Material provided:
- - -
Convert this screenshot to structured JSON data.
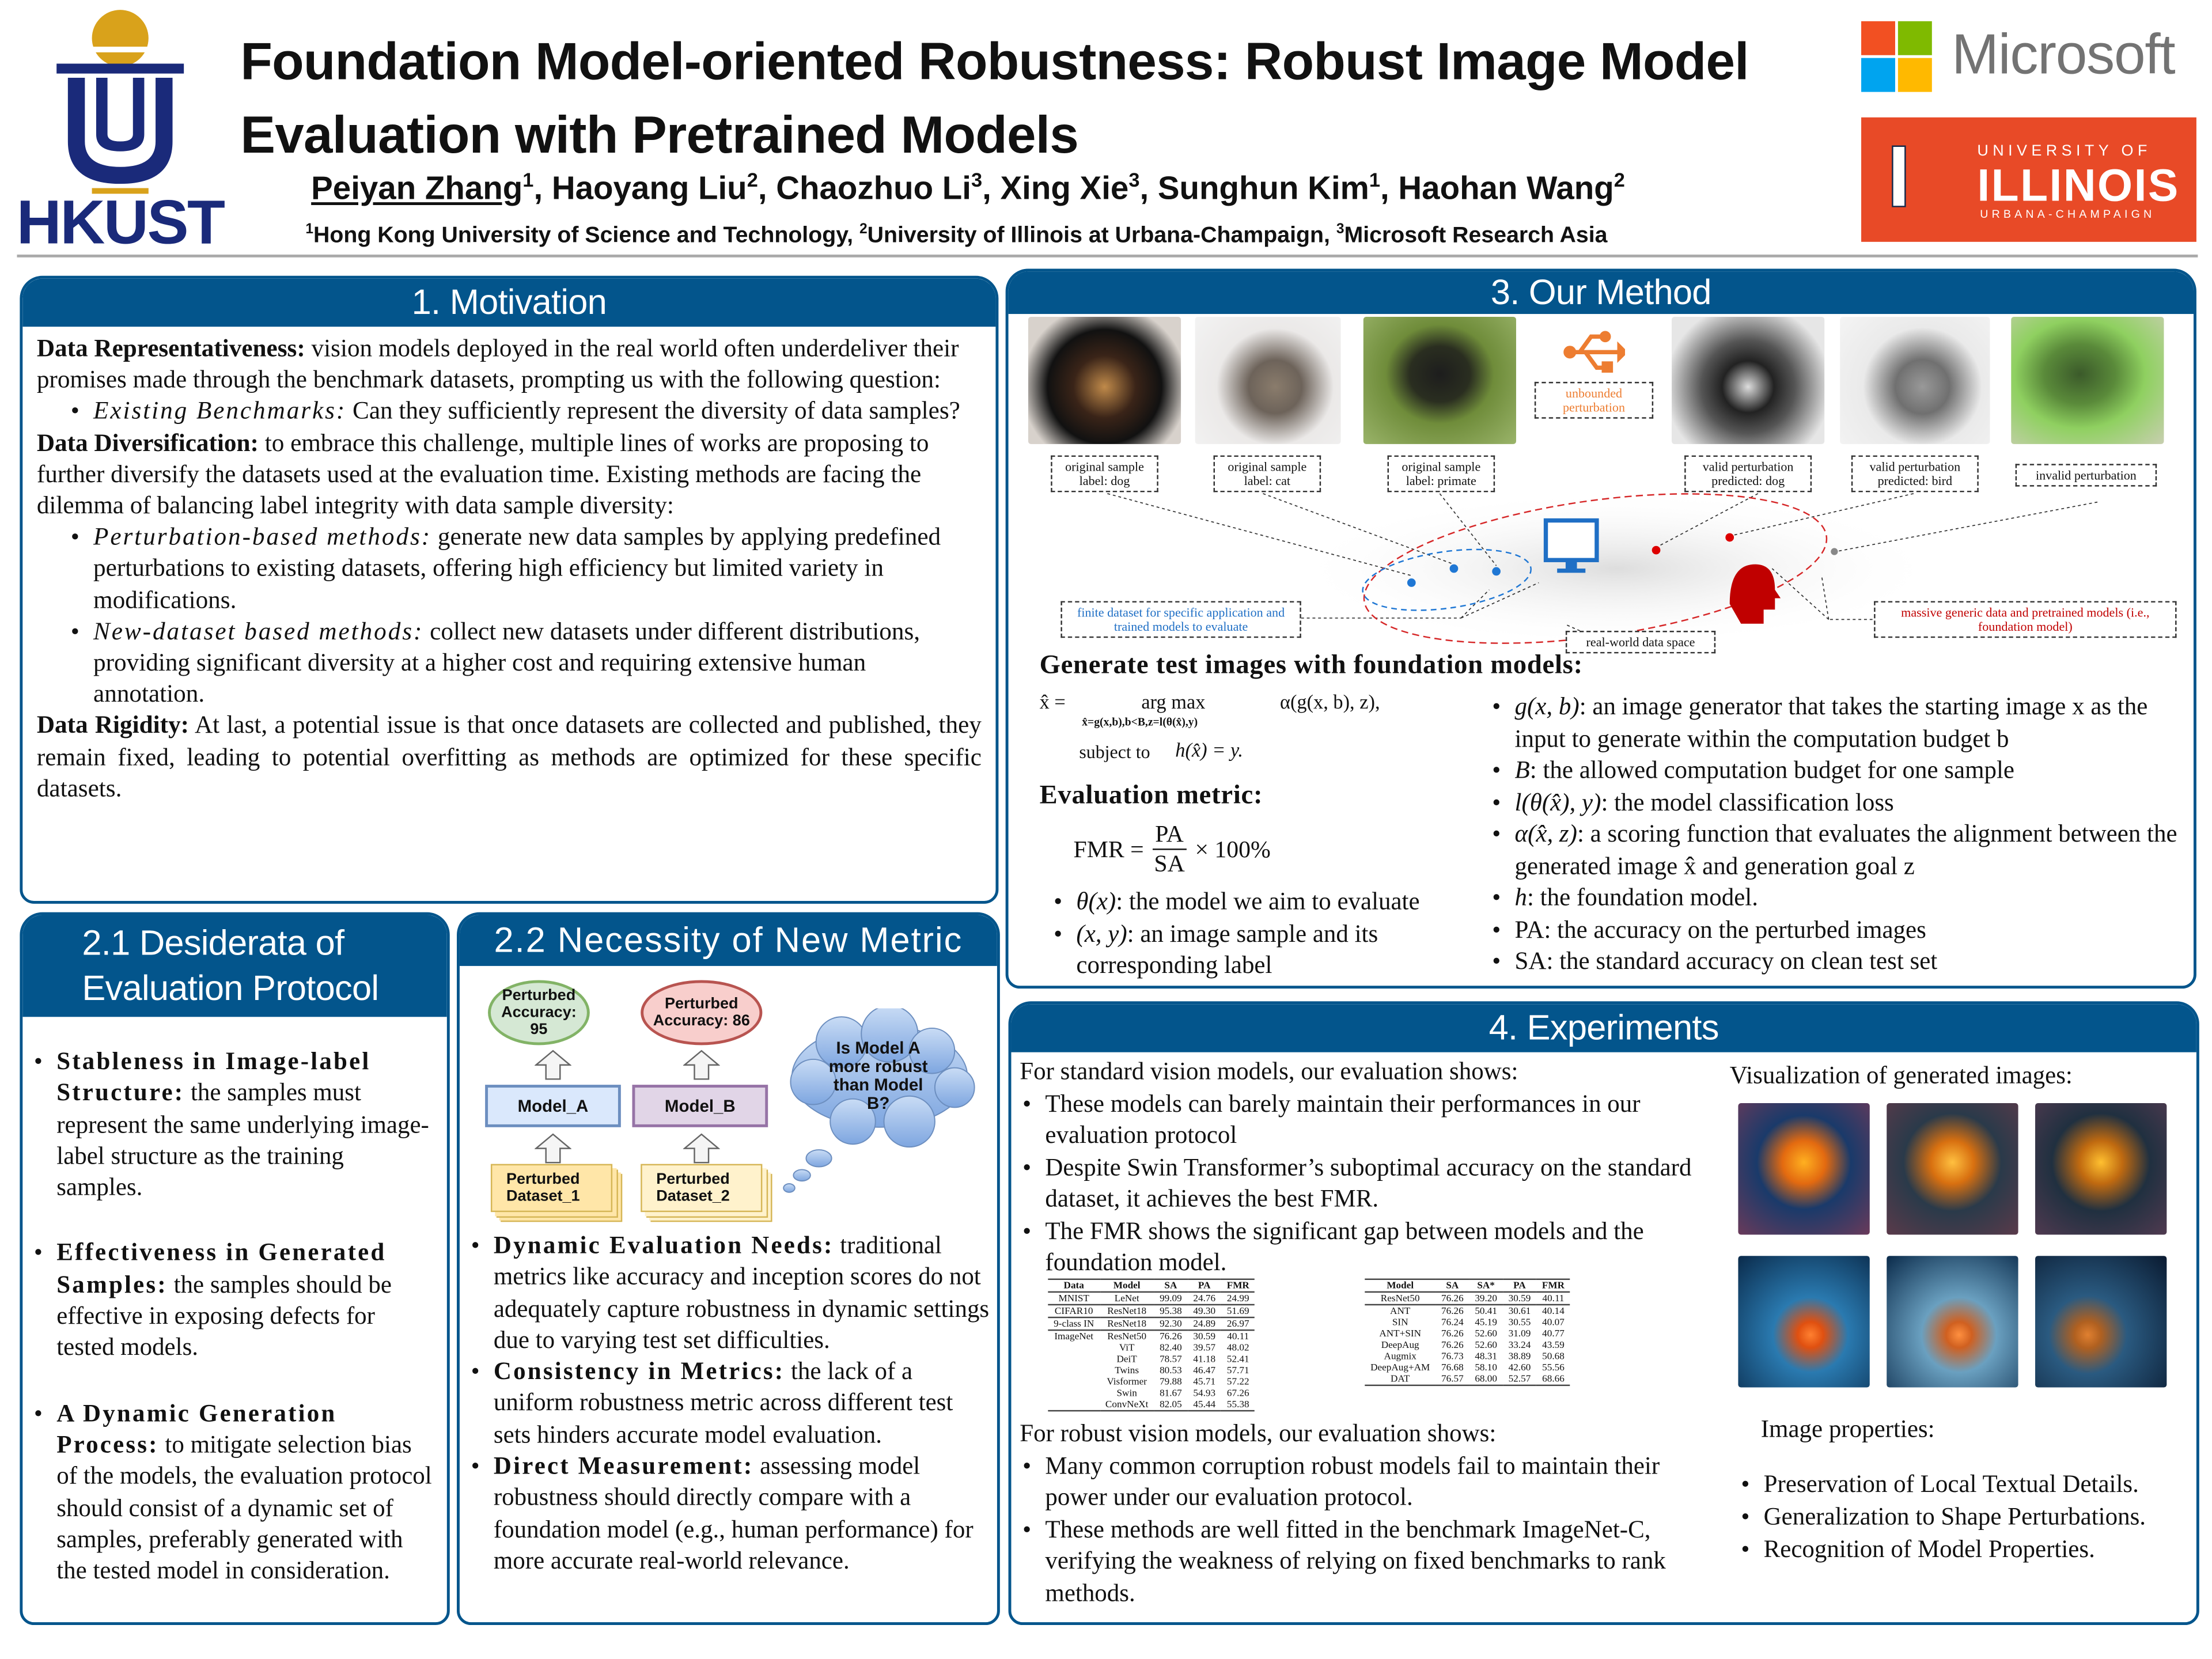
{
  "header": {
    "title_line1": "Foundation Model-oriented Robustness: Robust Image Model",
    "title_line2": "Evaluation with Pretrained Models",
    "authors": [
      {
        "name": "Peiyan Zhang",
        "sup": "1"
      },
      {
        "name": "Haoyang Liu",
        "sup": "2"
      },
      {
        "name": "Chaozhuo Li",
        "sup": "3"
      },
      {
        "name": "Xing Xie",
        "sup": "3"
      },
      {
        "name": "Sunghun Kim",
        "sup": "1"
      },
      {
        "name": "Haohan Wang",
        "sup": "2"
      }
    ],
    "affiliations": [
      {
        "sup": "1",
        "name": "Hong Kong University of Science and Technology, "
      },
      {
        "sup": "2",
        "name": "University of Illinois at Urbana-Champaign, "
      },
      {
        "sup": "3",
        "name": "Microsoft Research Asia"
      }
    ],
    "logos": {
      "hkust": "HKUST",
      "microsoft": "Microsoft",
      "illinois_top": "UNIVERSITY OF",
      "illinois_main": "ILLINOIS",
      "illinois_bottom": "URBANA-CHAMPAIGN"
    },
    "colors": {
      "panel_blue": "#03558c",
      "illinois_orange": "#e84a27",
      "hkust_blue": "#1a2a7a",
      "hkust_gold": "#d9a21b"
    }
  },
  "motivation": {
    "title": "1. Motivation",
    "p1_label": "Data Representativeness:",
    "p1_text": " vision models deployed in the real world often underdeliver their promises made through the benchmark datasets, prompting us with the following question:",
    "p1_bullet_label": "Existing Benchmarks:",
    "p1_bullet_text": " Can they sufficiently represent the diversity of data samples?",
    "p2_label": "Data Diversification:",
    "p2_text": " to embrace this challenge, multiple lines of works are proposing to further diversify the datasets used at the evaluation time. Existing methods are facing the dilemma of balancing label integrity with data sample diversity:",
    "p2_bullets": [
      {
        "label": "Perturbation-based methods:",
        "text": " generate new data samples by applying predefined perturbations to existing datasets, offering high efficiency but limited variety in modifications."
      },
      {
        "label": "New-dataset based methods:",
        "text": " collect new datasets under different distributions, providing significant diversity at a higher cost and requiring extensive human annotation."
      }
    ],
    "p3_label": "Data Rigidity:",
    "p3_text": " At last, a potential issue is that once datasets are collected and published, they remain fixed, leading to potential overfitting as methods are optimized for these specific datasets."
  },
  "desiderata": {
    "title_line1": "2.1 Desiderata of",
    "title_line2": "Evaluation Protocol",
    "items": [
      {
        "label": "Stableness in Image-label Structure:",
        "text": " the samples must represent the same underlying image-label structure as the training samples."
      },
      {
        "label": "Effectiveness in Generated Samples:",
        "text": " the samples should be effective in exposing defects for tested models."
      },
      {
        "label": "A Dynamic Generation Process:",
        "text": " to mitigate selection bias of the models, the evaluation protocol should consist of a dynamic set of samples, preferably generated with the tested model in consideration."
      }
    ]
  },
  "necessity": {
    "title": "2.2 Necessity of New Metric",
    "diagram": {
      "acc_a": "Perturbed Accuracy: 95",
      "acc_b": "Perturbed Accuracy: 86",
      "model_a": "Model_A",
      "model_b": "Model_B",
      "dataset_a": "Perturbed Dataset_1",
      "dataset_b": "Perturbed Dataset_2",
      "question": "Is Model A more robust than Model B?"
    },
    "items": [
      {
        "label": "Dynamic Evaluation Needs:",
        "text": " traditional metrics like accuracy and inception scores do not adequately capture robustness in dynamic settings due to varying test set difficulties."
      },
      {
        "label": "Consistency in Metrics:",
        "text": " the lack of a uniform robustness metric across different test sets hinders accurate model evaluation."
      },
      {
        "label": "Direct Measurement:",
        "text": " assessing model robustness should directly compare with a foundation model (e.g., human performance) for more accurate real-world relevance."
      }
    ]
  },
  "method": {
    "title": "3. Our Method",
    "figure": {
      "labels": [
        "original sample\nlabel: dog",
        "original sample\nlabel: cat",
        "original sample\nlabel: primate",
        "valid perturbation\npredicted: dog",
        "valid perturbation\npredicted: bird",
        "invalid perturbation"
      ],
      "unbounded": "unbounded perturbation",
      "finite": "finite dataset for specific application and trained models to evaluate",
      "real_world": "real-world data space",
      "massive": "massive generic data and pretrained models (i.e., foundation model)"
    },
    "gen_heading": "Generate test images with foundation models:",
    "formula_lhs": "x̂ =",
    "formula_argmax": "arg max",
    "formula_sub": "x̂=g(x,b),b<B,z=l(θ(x̂),y)",
    "formula_rhs": "α(g(x, b), z),",
    "formula_subject": "subject to",
    "formula_constraint": "h(x̂) = y.",
    "eval_heading": "Evaluation metric:",
    "fmr_lhs": "FMR =",
    "fmr_num": "PA",
    "fmr_den": "SA",
    "fmr_rhs": "× 100%",
    "left_bullets": [
      {
        "math": "θ(x)",
        "text": ": the model we aim to evaluate"
      },
      {
        "math": "(x, y)",
        "text": ": an image sample and its corresponding label"
      }
    ],
    "right_bullets": [
      {
        "math": "g(x, b)",
        "text": ": an image generator that takes the starting image x as the input to generate within the computation budget b"
      },
      {
        "math": "B",
        "text": ": the allowed computation budget for one sample"
      },
      {
        "math": "l(θ(x̂), y)",
        "text": ": the model classification loss"
      },
      {
        "math": "α(x̂, z)",
        "text": ": a scoring function that evaluates the alignment between the generated image x̂ and generation goal z"
      },
      {
        "math": "h",
        "text": ": the foundation model."
      },
      {
        "math": "",
        "text": "PA: the accuracy on the perturbed images"
      },
      {
        "math": "",
        "text": "SA: the standard accuracy on clean test set"
      }
    ]
  },
  "experiments": {
    "title": "4. Experiments",
    "standard_intro": "For standard vision models, our evaluation shows:",
    "standard_bullets": [
      "These models can barely maintain their performances in our evaluation protocol",
      "Despite Swin Transformer’s suboptimal accuracy on the standard dataset, it achieves the best FMR.",
      "The FMR shows the significant gap between models and the foundation model."
    ],
    "table1": {
      "headers": [
        "Data",
        "Model",
        "SA",
        "PA",
        "FMR"
      ],
      "rows": [
        [
          "MNIST",
          "LeNet",
          "99.09",
          "24.76",
          "24.99"
        ],
        [
          "CIFAR10",
          "ResNet18",
          "95.38",
          "49.30",
          "51.69"
        ],
        [
          "9-class IN",
          "ResNet18",
          "92.30",
          "24.89",
          "26.97"
        ],
        [
          "ImageNet",
          "ResNet50",
          "76.26",
          "30.59",
          "40.11"
        ],
        [
          "",
          "ViT",
          "82.40",
          "39.57",
          "48.02"
        ],
        [
          "",
          "DeiT",
          "78.57",
          "41.18",
          "52.41"
        ],
        [
          "",
          "Twins",
          "80.53",
          "46.47",
          "57.71"
        ],
        [
          "",
          "Visformer",
          "79.88",
          "45.71",
          "57.22"
        ],
        [
          "",
          "Swin",
          "81.67",
          "54.93",
          "67.26"
        ],
        [
          "",
          "ConvNeXt",
          "82.05",
          "45.44",
          "55.38"
        ]
      ]
    },
    "table2": {
      "headers": [
        "Model",
        "SA",
        "SA*",
        "PA",
        "FMR"
      ],
      "rows": [
        [
          "ResNet50",
          "76.26",
          "39.20",
          "30.59",
          "40.11"
        ],
        [
          "ANT",
          "76.26",
          "50.41",
          "30.61",
          "40.14"
        ],
        [
          "SIN",
          "76.24",
          "45.19",
          "30.55",
          "40.07"
        ],
        [
          "ANT+SIN",
          "76.26",
          "52.60",
          "31.09",
          "40.77"
        ],
        [
          "DeepAug",
          "76.26",
          "52.60",
          "33.24",
          "43.59"
        ],
        [
          "Augmix",
          "76.73",
          "48.31",
          "38.89",
          "50.68"
        ],
        [
          "DeepAug+AM",
          "76.68",
          "58.10",
          "42.60",
          "55.56"
        ],
        [
          "DAT",
          "76.57",
          "68.00",
          "52.57",
          "68.66"
        ]
      ]
    },
    "robust_intro": "For robust vision models, our evaluation shows:",
    "robust_bullets": [
      "Many common corruption robust models fail to maintain their power under our evaluation protocol.",
      "These methods are well fitted in the benchmark ImageNet-C, verifying the weakness of relying on fixed benchmarks to rank methods."
    ],
    "vis_title": "Visualization of generated images:",
    "props_title": "Image properties:",
    "props": [
      "Preservation of Local Textual Details.",
      "Generalization to Shape Perturbations.",
      "Recognition of Model Properties."
    ]
  }
}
- - -
Say how many lines of the listing above contain "they", with no other words.

Final answer: 2